┌─ PAGE

I thought I read somewhere that Claris optimized that 2-3 years back and while it might still be an issue in some cases, it's not nearly as relevant as it was 5 years ago when people were converting to Anchor Buoy?

Does anyone else remember anything about that? I absolutely might be wrong about that.

I'm late to this thread and have scan read through it, so hopefully I won't duplicate some very valid suggestions above.

I believe we're in the minority here, but we always start our table occurrence names with the source table TO name and end up with the anchor table TO name. For instance, a TO based on quote line items, would be named QLI2Quote2Contact. The '2s' are historical and when pronounced 'QLI to Quote to Contact' makes sense to us. To re-emphasise, consistency is important, hence ILI2Invoice2Contact, or OLI2Order2Contact would be understandable variants.

Our namning convention is partly down to having been doing it this way for over 3 decades, but more so that, particularly in Windows, there have been, and I believe still are dialog windows that cannot be resized, hence using the converse of the above example of say Contact_Quote_QLI could appear in one of these window as Contact_Quot and there is no method of establishing the data source in one of these windows if it is at the end of the name. At the most basic level, if a layout is named the same as the TO it is based on, then we can immediately see what the source table is in browse mode within the Layout name displayed in the status area, but could not do so on longer TO names without going into layout mode.

Flexibility is important within the naming consistency. For instance, we have systems that have tables named 'Company' and 'Component', which with all the best will in the world, a 3 or 4 letter abbreviation results in 'Com' or 'Comp' for both. In this case, we simply accommodate longer TO names, often using the full table name if there could be any ambiguity.

There is no right and no wrong, as long as there is consistency throughout.

└─

**GIVEN TASK 1**
Answer these questions about the naming-convention text:
(a) What name does it give for a table occurrence based on quote line items?
(b) For how long has the writer's team used its naming convention?
(c) Which two table names does it say shorten to 'Com' or 'Comp'?

┌─ MATERIAL FOR THIS EXERCISE

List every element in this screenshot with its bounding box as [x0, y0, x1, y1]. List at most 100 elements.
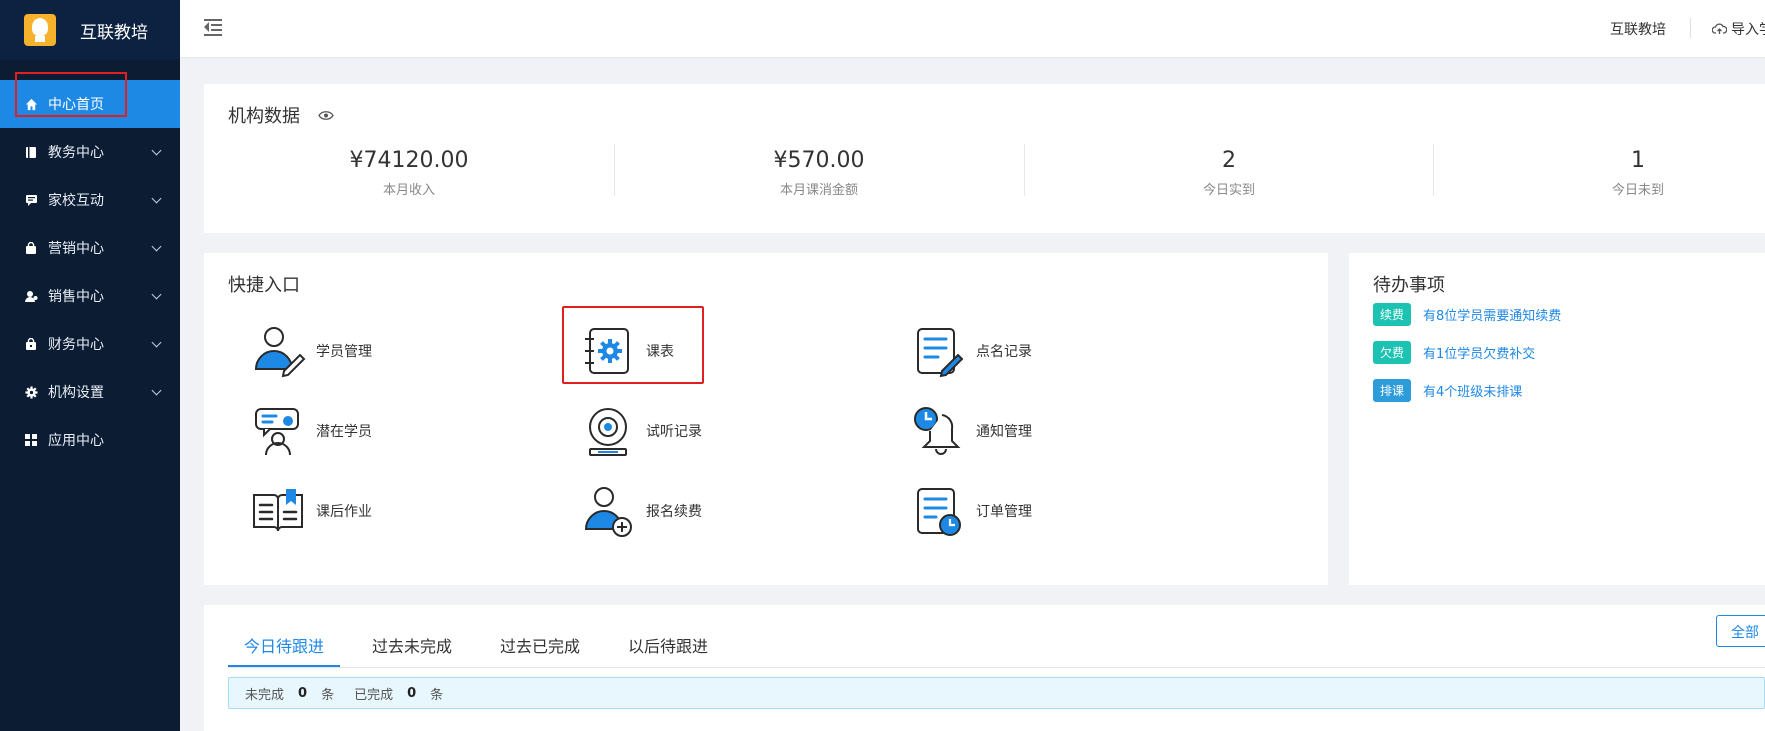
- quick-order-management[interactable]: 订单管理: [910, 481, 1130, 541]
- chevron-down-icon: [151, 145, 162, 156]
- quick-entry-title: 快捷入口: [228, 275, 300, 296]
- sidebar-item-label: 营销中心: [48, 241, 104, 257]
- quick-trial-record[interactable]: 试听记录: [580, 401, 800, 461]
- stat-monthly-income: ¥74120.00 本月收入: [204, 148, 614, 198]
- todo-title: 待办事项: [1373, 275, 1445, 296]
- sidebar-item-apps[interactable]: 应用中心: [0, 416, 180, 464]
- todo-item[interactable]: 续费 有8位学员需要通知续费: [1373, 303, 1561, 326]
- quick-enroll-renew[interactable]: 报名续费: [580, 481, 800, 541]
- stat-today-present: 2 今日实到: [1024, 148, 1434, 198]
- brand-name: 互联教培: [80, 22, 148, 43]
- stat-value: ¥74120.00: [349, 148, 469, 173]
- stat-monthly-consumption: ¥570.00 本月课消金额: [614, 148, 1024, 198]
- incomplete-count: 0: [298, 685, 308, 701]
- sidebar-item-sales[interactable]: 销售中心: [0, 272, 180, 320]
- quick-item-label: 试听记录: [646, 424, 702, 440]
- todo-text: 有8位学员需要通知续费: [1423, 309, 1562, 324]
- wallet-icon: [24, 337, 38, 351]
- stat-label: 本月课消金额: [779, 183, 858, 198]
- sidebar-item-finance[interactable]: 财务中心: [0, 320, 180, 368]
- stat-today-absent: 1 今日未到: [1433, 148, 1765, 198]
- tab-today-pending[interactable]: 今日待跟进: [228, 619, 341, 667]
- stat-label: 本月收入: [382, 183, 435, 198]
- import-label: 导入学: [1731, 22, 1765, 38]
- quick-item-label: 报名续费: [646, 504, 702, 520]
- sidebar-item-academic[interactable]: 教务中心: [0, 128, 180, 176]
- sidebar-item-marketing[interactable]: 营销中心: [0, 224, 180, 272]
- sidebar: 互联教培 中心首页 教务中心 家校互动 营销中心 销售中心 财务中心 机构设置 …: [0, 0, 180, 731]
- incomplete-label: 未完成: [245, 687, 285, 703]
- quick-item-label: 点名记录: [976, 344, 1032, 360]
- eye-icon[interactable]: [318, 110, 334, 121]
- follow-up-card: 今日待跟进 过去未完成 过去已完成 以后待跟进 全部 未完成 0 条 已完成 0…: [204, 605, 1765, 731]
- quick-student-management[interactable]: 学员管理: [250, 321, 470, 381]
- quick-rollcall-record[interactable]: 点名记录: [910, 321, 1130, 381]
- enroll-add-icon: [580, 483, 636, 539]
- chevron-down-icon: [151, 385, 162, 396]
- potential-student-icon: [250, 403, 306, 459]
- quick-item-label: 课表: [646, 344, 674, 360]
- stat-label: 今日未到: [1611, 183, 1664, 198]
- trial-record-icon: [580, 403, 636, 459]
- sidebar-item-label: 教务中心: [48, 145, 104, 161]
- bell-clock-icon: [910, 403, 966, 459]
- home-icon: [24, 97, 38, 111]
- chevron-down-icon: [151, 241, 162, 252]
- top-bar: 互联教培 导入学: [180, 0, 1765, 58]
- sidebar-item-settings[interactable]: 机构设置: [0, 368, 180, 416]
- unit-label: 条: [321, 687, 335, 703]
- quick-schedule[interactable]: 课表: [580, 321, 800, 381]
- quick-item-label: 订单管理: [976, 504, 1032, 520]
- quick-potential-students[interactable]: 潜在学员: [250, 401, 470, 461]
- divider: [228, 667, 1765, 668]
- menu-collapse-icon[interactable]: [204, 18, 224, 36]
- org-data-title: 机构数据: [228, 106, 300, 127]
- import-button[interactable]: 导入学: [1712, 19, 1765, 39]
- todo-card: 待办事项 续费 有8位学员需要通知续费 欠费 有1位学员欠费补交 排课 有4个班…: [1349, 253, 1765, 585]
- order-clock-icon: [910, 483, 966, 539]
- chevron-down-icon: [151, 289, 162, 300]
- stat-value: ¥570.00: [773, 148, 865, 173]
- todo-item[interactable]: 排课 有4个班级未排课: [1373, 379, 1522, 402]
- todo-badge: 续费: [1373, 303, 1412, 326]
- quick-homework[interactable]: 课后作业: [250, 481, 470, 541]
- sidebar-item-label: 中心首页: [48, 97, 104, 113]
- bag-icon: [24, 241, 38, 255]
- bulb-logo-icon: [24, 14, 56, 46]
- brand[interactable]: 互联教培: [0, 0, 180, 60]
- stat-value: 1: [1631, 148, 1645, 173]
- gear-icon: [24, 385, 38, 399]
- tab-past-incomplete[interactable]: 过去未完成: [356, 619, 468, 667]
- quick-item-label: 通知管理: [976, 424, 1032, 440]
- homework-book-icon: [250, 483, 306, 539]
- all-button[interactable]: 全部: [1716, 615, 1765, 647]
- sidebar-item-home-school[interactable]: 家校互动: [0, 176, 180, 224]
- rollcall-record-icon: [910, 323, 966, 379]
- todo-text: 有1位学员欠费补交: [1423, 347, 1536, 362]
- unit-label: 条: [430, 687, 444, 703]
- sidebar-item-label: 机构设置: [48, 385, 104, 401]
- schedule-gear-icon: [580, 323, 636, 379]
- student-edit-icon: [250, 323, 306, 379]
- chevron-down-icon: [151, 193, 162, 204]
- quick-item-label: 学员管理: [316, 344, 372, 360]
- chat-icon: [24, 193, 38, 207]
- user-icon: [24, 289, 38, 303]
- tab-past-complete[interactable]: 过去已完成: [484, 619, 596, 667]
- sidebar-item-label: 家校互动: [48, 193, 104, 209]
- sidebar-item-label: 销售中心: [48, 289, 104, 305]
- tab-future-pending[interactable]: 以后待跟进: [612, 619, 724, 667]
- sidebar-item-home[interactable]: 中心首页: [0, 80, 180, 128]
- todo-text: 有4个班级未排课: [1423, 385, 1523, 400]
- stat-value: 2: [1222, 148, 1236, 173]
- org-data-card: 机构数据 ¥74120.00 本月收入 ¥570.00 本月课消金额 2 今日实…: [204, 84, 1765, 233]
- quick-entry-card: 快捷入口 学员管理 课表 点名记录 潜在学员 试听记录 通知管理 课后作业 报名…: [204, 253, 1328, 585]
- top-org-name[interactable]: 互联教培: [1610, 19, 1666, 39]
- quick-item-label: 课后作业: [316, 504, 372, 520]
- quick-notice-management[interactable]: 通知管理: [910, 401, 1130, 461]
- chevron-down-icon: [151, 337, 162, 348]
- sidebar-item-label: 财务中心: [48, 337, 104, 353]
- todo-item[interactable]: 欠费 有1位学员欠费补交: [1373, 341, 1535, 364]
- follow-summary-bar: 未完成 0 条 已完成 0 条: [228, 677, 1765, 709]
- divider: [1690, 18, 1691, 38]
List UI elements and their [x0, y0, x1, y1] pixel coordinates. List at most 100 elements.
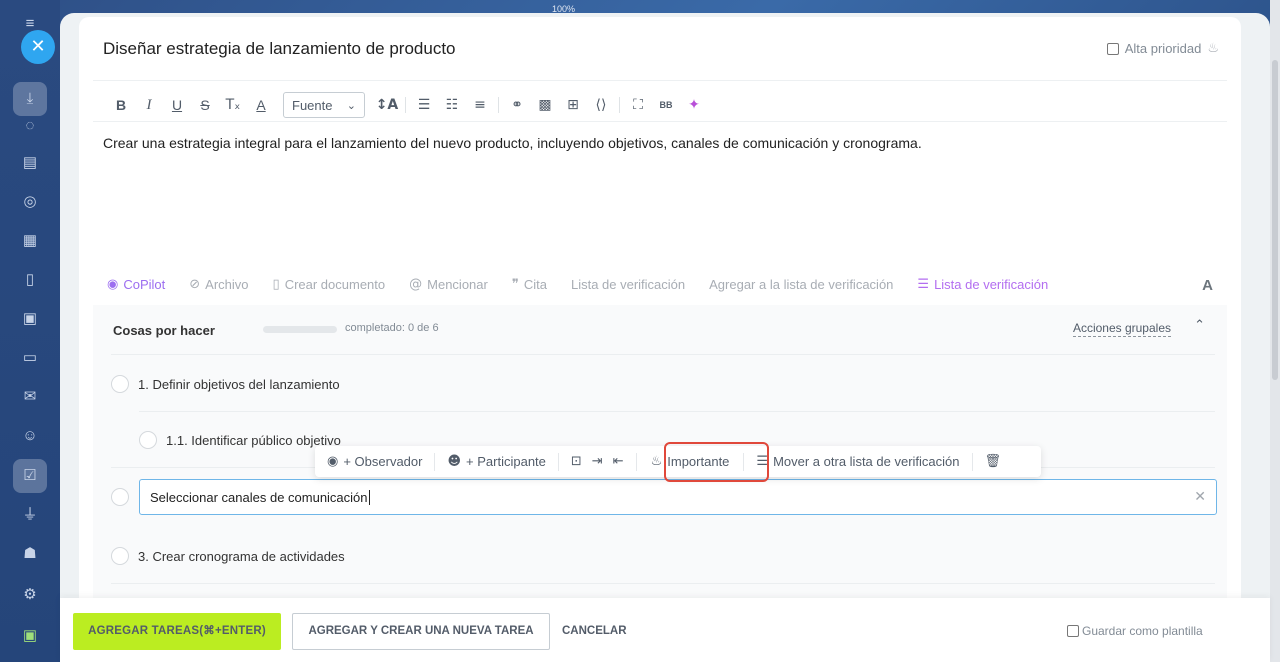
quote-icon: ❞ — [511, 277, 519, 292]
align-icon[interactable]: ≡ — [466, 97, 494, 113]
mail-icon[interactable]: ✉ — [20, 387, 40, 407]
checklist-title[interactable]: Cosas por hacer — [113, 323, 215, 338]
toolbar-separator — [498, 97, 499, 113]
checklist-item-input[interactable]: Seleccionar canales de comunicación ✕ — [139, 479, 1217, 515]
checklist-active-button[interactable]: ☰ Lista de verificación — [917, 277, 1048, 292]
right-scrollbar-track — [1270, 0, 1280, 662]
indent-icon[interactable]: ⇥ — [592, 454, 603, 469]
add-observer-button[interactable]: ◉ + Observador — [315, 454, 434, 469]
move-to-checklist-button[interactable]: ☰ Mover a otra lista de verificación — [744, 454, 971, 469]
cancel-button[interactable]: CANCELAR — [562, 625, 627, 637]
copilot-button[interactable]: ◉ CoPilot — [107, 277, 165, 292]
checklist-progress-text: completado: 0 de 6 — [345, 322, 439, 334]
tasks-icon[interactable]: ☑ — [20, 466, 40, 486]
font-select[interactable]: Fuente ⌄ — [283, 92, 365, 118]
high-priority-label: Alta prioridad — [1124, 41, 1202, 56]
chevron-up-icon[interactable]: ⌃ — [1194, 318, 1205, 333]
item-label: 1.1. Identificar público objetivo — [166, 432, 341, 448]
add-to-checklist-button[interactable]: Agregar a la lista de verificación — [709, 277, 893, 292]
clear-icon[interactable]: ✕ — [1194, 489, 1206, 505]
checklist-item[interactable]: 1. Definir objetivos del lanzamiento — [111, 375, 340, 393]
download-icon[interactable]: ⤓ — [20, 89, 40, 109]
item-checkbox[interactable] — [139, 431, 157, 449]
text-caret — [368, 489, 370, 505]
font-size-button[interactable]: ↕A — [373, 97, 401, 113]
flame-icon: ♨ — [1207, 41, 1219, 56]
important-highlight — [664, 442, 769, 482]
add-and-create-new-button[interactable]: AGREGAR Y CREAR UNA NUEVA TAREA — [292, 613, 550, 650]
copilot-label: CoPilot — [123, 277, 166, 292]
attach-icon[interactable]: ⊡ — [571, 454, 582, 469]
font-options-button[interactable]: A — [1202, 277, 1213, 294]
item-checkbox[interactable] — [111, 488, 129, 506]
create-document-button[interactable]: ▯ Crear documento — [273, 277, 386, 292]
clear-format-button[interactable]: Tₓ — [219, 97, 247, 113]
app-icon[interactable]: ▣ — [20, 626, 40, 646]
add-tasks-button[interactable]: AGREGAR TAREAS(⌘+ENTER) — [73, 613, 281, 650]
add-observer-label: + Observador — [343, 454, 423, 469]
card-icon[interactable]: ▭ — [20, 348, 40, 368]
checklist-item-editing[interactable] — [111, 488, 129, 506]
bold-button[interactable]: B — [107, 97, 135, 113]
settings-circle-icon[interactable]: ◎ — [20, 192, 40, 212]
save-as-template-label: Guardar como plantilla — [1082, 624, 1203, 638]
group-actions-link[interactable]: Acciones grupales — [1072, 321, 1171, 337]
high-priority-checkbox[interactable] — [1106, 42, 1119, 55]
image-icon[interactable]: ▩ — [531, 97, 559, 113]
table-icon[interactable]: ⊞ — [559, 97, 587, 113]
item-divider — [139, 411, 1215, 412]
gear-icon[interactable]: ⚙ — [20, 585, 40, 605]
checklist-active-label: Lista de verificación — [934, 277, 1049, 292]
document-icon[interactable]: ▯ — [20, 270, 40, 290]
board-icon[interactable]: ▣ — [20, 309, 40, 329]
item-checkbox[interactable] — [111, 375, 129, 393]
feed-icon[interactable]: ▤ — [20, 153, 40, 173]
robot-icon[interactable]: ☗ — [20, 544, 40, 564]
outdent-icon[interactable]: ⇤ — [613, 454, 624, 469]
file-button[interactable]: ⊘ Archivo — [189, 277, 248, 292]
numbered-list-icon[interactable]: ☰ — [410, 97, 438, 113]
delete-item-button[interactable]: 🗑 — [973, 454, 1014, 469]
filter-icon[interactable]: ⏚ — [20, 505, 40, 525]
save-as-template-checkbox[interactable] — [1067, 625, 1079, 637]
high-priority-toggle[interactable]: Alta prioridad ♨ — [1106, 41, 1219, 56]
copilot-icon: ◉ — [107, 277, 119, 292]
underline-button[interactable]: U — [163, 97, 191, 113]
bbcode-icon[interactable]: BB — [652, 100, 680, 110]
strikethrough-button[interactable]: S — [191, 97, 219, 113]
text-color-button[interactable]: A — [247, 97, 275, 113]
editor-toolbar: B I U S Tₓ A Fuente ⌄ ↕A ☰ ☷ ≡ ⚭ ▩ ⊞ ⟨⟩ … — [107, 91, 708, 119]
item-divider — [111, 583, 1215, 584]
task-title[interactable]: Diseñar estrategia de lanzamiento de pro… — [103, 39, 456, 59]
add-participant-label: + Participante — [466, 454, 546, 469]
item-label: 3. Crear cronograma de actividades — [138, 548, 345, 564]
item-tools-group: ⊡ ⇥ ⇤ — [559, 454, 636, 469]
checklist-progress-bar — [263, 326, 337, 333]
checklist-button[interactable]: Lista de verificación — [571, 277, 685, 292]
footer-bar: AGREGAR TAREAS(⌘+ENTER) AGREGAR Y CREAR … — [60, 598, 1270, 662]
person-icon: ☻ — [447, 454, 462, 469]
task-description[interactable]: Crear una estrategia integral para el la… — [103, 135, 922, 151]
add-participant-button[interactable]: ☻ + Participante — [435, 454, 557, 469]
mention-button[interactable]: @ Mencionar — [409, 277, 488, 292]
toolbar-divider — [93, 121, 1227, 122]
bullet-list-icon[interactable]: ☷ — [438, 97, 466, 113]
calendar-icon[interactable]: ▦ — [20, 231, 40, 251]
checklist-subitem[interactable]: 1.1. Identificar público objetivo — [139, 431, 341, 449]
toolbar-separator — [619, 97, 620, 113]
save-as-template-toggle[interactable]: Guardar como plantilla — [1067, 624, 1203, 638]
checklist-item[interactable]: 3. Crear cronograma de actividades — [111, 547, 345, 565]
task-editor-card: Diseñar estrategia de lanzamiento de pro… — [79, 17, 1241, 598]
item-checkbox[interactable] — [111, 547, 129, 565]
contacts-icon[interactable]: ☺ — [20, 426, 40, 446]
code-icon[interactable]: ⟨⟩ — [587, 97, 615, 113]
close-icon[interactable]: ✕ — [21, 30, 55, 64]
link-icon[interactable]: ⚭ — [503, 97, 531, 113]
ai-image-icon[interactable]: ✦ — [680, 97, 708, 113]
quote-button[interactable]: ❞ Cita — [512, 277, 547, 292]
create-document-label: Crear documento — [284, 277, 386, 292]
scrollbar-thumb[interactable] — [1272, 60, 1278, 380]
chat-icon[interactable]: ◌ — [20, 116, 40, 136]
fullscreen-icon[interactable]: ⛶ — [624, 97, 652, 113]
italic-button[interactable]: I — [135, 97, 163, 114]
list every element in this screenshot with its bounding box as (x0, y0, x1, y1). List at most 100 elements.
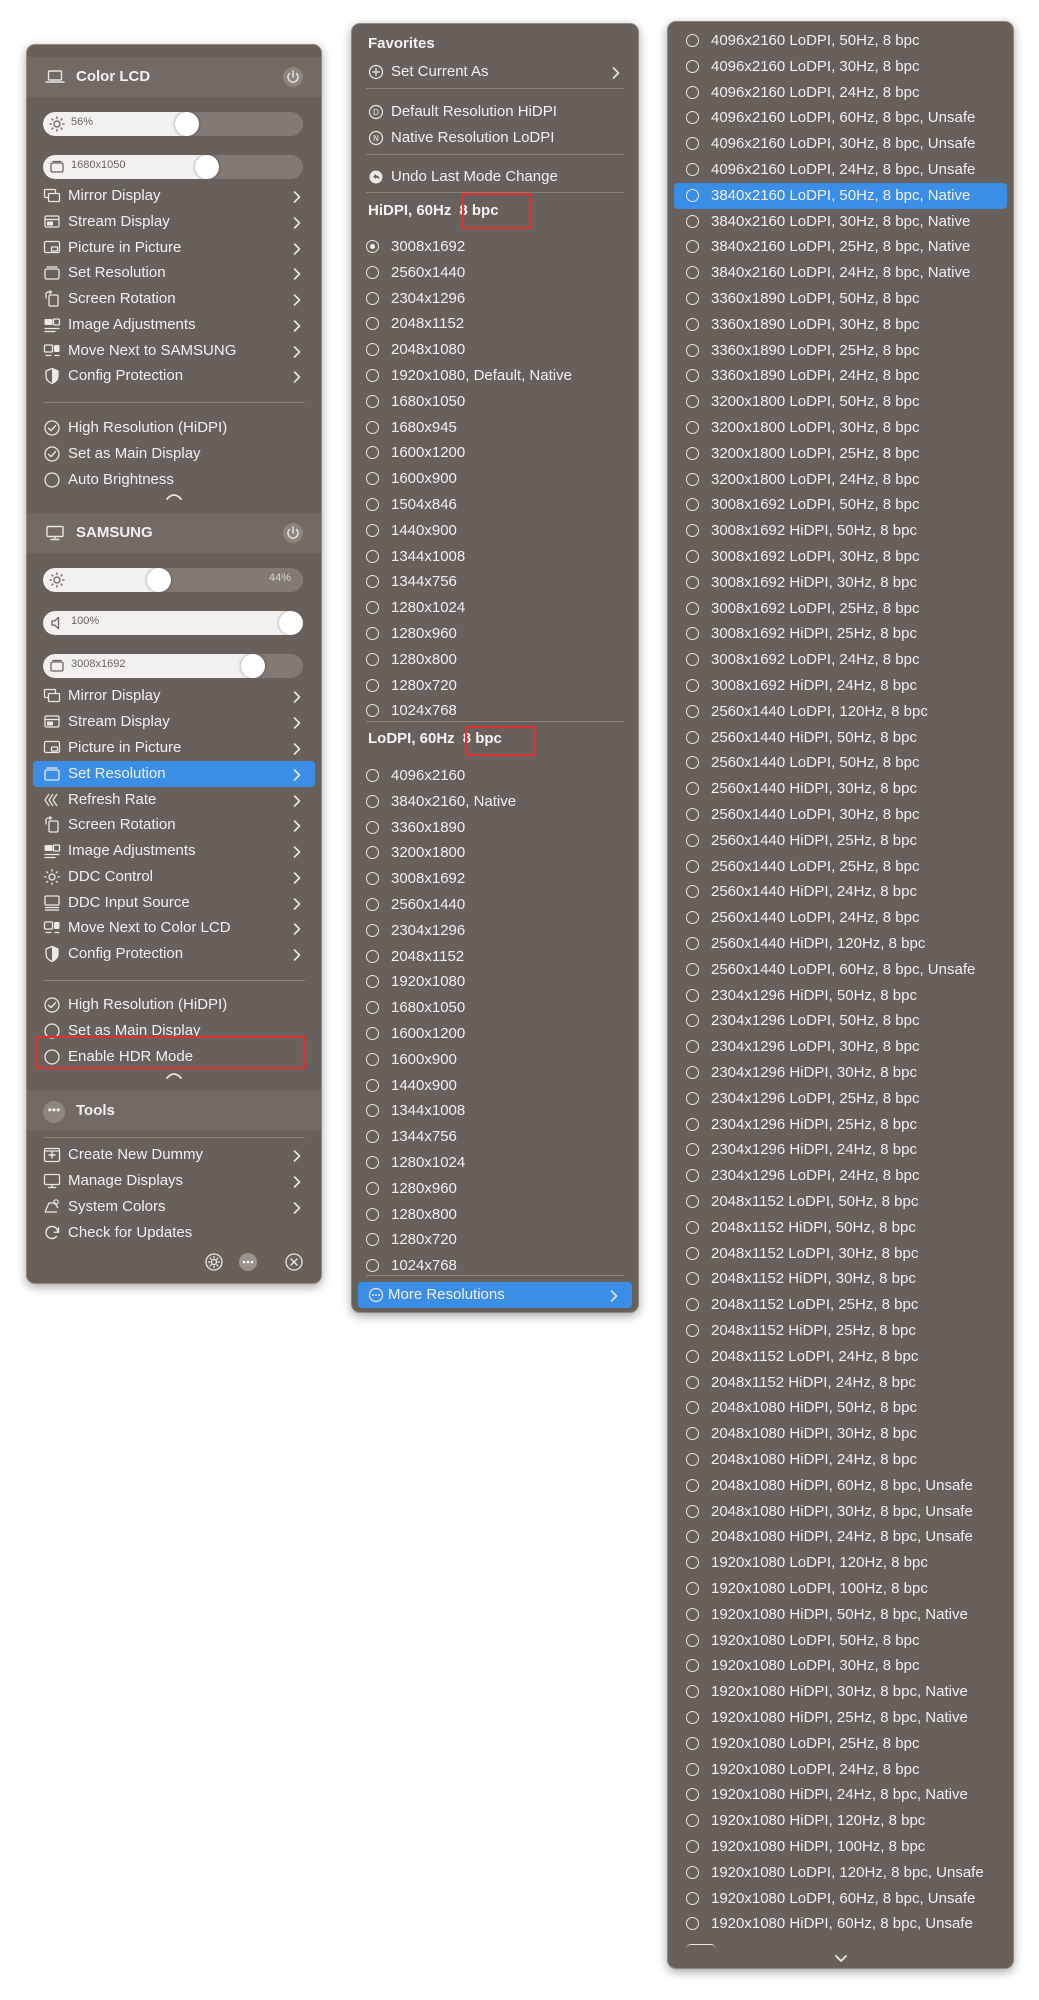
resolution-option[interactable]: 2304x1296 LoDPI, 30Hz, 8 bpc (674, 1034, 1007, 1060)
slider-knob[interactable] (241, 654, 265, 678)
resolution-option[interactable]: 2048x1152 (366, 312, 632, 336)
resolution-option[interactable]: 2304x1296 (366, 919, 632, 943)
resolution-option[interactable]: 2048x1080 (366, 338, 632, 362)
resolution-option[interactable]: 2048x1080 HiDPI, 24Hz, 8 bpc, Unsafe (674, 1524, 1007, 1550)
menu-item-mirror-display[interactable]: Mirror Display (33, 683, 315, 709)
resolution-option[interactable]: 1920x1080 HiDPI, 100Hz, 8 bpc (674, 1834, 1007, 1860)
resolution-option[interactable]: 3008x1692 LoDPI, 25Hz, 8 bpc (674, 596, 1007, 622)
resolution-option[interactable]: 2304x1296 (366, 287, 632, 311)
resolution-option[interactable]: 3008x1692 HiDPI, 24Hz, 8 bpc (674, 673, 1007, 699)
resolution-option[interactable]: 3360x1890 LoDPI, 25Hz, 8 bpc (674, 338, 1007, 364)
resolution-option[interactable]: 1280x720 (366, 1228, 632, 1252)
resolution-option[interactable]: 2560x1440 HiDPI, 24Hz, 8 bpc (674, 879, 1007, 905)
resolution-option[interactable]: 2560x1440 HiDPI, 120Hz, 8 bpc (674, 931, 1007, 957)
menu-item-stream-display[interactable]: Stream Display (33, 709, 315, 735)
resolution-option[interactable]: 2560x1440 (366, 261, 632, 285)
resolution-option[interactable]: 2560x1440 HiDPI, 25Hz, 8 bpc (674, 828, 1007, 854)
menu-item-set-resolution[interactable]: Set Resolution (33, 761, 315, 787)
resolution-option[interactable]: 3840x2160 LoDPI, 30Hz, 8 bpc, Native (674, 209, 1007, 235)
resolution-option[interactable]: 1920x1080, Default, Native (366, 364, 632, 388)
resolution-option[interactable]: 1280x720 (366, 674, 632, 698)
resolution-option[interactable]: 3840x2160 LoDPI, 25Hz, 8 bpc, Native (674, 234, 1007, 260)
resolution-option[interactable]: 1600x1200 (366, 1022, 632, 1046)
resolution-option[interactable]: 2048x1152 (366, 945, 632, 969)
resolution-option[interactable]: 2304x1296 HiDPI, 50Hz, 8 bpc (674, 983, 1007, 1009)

└─

**GIVEN TASK 2**
Reproduce the entries starting with the line that contains "quote-icon: ❞ — [511, 277, 519, 292]" and going on through the line that contains "toolbar-separator — [498, 97, 499, 113]", both included.

**EXPECTED OUTPUT 1**
(a) QLI2Quote2Contact
(b) Over 3 decades
(c) 'Company' and 'Component'

**EXPECTED OUTPUT 2**
quote-icon: ❞ — [511, 277, 519, 292]
align-icon[interactable]: ≡ — [466, 97, 494, 113]
mail-icon[interactable]: ✉ — [20, 387, 40, 407]
checklist-title[interactable]: Cosas por hacer — [113, 323, 215, 338]
toolbar-separator — [498, 97, 499, 113]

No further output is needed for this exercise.